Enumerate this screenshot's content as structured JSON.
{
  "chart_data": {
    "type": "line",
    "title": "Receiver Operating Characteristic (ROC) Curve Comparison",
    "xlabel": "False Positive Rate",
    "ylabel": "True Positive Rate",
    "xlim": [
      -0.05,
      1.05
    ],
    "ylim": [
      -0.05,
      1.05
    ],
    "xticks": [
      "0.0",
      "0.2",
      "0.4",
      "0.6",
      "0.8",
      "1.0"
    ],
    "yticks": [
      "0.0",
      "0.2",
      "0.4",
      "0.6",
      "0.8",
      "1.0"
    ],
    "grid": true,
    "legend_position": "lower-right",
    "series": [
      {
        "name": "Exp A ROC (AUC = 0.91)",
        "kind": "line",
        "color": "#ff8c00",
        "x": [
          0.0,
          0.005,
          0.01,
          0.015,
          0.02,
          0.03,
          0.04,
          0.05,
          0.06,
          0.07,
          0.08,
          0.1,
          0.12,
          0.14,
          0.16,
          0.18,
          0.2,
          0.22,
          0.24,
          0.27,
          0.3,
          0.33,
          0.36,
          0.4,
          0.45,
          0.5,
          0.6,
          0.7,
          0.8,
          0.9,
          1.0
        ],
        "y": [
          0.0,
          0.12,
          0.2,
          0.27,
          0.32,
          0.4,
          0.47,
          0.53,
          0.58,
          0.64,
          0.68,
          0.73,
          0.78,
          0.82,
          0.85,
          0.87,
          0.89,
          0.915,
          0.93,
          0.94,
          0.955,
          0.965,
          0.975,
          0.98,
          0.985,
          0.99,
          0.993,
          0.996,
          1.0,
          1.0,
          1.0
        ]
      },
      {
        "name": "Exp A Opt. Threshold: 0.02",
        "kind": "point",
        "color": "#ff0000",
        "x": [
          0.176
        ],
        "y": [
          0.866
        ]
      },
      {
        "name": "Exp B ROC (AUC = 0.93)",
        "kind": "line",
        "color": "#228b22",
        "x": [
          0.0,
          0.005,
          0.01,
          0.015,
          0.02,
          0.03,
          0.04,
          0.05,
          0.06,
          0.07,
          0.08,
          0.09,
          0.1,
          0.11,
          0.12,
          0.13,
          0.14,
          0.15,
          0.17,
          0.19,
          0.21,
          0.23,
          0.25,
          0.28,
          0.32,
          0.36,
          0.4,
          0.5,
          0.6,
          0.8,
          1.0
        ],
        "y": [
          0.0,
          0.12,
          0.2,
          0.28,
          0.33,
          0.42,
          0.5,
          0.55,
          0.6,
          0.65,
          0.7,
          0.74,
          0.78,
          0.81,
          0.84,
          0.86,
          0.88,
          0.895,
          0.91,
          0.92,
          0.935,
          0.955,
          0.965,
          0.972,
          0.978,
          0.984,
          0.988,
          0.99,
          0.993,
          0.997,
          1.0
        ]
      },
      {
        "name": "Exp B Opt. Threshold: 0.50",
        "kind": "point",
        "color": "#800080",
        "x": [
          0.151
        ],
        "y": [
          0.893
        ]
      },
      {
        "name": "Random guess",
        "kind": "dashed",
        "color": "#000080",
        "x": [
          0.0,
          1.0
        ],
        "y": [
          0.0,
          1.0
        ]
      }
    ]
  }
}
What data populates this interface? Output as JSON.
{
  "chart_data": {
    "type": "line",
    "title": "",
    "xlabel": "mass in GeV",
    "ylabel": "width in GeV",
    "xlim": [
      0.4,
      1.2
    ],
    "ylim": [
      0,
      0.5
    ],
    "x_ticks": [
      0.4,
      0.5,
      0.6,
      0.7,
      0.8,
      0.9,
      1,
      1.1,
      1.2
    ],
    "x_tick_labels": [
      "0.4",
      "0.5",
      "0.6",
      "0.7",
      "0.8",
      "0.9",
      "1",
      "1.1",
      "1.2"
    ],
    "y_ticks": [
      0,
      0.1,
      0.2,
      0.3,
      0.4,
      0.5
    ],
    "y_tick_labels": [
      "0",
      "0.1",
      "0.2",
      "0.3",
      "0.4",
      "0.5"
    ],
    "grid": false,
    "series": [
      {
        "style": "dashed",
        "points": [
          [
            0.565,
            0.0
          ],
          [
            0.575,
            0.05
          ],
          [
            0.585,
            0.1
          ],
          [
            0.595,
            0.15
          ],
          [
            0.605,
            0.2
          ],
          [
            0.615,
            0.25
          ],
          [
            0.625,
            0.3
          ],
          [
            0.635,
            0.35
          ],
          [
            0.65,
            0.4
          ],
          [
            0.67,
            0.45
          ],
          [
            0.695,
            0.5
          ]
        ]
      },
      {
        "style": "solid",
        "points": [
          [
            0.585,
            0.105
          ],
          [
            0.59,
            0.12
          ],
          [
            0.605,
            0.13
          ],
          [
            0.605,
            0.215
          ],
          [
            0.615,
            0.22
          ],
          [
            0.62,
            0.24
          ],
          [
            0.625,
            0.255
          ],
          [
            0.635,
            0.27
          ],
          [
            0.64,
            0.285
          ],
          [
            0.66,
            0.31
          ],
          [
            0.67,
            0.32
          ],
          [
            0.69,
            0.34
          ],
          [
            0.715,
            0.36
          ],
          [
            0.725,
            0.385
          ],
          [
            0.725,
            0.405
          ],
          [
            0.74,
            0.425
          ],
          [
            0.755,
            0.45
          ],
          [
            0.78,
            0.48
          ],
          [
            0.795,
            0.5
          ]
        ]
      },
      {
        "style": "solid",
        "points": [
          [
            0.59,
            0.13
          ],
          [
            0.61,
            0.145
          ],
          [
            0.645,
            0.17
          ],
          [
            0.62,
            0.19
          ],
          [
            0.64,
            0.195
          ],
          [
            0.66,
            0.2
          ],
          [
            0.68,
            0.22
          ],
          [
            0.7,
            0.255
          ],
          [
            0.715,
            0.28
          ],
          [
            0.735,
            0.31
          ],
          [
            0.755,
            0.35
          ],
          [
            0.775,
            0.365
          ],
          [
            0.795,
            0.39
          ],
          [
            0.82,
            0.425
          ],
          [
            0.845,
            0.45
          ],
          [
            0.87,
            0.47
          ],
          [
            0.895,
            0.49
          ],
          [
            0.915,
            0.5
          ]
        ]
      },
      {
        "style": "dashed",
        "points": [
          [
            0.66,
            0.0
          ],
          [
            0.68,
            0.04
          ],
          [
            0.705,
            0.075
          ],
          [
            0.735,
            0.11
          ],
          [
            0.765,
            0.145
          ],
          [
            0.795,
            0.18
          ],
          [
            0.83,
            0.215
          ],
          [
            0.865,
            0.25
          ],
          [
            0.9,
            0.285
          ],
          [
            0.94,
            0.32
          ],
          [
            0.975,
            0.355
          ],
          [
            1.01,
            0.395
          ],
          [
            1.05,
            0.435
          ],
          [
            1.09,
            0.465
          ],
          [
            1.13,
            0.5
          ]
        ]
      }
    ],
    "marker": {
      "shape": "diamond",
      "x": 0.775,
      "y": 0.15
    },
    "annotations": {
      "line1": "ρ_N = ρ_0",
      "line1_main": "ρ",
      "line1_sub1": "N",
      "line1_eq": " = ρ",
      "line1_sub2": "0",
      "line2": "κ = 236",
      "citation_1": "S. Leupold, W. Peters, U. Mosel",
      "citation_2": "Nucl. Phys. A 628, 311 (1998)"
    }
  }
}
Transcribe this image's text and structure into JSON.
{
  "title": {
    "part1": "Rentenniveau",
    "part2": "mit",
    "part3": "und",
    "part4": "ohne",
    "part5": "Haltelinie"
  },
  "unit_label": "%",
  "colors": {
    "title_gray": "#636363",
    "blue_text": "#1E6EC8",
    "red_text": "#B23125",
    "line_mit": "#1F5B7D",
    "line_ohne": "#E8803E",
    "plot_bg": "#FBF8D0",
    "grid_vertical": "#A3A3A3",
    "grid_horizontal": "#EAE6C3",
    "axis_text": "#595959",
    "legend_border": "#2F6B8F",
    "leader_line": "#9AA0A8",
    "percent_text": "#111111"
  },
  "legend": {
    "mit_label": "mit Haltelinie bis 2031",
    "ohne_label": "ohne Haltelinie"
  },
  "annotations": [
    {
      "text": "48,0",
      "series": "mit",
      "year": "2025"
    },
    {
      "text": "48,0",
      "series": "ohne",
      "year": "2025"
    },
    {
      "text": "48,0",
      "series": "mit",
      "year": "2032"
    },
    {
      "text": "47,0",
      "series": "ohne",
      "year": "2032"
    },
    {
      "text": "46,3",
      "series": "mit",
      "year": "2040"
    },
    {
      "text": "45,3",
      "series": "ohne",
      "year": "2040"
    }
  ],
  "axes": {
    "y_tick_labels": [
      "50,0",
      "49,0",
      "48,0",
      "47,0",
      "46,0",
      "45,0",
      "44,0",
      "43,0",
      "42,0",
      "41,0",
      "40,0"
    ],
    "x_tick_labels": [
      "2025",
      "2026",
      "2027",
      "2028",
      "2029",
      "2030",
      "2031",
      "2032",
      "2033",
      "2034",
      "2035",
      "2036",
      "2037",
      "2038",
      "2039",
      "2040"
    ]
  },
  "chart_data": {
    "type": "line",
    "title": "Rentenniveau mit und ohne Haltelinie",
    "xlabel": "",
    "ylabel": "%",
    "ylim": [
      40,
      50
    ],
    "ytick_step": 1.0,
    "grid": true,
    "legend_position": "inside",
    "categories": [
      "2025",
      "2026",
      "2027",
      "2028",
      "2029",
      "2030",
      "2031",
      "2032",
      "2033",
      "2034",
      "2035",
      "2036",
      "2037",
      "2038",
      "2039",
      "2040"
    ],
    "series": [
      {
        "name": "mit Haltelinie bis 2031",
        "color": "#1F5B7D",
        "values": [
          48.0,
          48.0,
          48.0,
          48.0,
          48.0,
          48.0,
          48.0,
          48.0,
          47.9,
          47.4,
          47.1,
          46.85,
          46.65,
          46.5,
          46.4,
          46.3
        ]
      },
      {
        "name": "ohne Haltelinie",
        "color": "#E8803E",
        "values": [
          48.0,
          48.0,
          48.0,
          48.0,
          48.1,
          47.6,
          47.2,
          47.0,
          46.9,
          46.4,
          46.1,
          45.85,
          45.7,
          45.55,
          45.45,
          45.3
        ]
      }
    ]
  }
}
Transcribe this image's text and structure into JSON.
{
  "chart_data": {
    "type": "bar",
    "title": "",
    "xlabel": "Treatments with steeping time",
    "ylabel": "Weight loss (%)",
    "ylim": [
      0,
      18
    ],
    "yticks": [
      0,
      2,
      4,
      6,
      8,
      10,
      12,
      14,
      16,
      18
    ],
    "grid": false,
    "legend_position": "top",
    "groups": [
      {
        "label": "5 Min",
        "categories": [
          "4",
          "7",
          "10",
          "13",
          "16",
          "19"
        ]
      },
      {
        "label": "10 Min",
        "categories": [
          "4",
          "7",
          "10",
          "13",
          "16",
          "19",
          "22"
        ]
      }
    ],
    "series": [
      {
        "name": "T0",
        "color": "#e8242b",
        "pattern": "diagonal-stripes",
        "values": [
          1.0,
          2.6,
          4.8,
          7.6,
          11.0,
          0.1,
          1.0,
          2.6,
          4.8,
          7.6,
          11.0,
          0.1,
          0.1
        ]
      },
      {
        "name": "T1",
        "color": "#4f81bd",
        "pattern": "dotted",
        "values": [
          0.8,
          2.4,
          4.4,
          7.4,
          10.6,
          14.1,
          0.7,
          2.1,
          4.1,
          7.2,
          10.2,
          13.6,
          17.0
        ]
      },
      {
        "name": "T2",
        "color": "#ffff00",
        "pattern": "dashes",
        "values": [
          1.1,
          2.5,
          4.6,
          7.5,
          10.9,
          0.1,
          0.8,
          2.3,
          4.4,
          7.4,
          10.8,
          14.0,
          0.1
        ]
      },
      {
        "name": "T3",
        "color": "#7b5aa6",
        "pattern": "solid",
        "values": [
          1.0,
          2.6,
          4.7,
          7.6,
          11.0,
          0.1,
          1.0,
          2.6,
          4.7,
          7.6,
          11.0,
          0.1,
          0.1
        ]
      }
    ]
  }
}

**Aim**: Note how many lines in the listing above hold the string "ylabel", then give only that figure.

**Final answer**: 4